- [Exercise brief]: Please copy every line of the records below that holds the word "细心和恒心".
---- Data rows
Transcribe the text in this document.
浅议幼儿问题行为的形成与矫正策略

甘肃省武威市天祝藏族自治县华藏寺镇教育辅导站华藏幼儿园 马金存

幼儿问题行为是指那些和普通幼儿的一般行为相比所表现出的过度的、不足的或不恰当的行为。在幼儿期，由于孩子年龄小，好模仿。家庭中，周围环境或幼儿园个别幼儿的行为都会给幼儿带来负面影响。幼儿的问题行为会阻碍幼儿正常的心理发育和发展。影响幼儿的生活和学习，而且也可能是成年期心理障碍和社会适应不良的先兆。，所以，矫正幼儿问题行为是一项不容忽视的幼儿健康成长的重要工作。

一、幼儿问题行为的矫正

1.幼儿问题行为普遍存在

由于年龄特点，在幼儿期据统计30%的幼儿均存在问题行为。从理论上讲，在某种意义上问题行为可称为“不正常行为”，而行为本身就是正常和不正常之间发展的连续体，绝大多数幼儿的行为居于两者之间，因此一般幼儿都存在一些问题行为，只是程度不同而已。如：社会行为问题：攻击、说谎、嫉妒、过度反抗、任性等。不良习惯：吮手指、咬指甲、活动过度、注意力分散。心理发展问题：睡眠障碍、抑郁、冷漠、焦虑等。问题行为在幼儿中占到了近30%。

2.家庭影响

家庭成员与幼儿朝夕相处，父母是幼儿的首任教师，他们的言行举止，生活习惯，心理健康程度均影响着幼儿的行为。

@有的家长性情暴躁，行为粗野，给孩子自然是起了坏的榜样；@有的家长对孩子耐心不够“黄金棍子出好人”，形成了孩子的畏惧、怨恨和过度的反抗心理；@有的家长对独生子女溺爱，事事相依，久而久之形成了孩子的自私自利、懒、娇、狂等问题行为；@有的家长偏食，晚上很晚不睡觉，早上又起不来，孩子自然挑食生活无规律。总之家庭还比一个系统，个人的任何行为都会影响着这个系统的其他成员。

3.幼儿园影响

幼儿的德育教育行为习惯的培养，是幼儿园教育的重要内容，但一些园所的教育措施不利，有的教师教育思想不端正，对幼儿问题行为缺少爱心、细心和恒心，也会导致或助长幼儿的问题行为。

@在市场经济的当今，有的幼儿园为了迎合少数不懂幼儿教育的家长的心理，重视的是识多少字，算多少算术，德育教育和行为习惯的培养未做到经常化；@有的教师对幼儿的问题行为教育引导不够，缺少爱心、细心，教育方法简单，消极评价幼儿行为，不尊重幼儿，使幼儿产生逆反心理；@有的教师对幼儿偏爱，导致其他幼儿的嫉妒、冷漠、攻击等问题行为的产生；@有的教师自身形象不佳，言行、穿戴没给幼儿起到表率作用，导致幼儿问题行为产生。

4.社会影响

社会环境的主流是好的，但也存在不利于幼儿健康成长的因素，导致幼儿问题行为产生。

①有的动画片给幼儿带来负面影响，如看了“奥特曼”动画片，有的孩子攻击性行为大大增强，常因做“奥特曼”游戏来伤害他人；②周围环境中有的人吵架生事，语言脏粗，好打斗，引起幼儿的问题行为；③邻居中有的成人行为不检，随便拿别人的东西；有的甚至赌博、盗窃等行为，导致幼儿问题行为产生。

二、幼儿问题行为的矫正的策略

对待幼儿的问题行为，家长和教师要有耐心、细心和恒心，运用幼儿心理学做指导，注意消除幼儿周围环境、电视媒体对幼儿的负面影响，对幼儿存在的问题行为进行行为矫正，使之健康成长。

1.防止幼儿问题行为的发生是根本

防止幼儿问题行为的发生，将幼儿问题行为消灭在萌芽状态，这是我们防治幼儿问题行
--------
- [Solution for this exercise]:
幼儿的德育教育行为习惯的培养，是幼儿园教育的重要内容，但一些园所的教育措施不利，有的教师教育思想不端正，对幼儿问题行为缺少爱心、细心和恒心，也会导致或助长幼儿的问题行为。
对待幼儿的问题行为，家长和教师要有耐心、细心和恒心，运用幼儿心理学做指导，注意消除幼儿周围环境、电视媒体对幼儿的负面影响，对幼儿存在的问题行为进行行为矫正，使之健康成长。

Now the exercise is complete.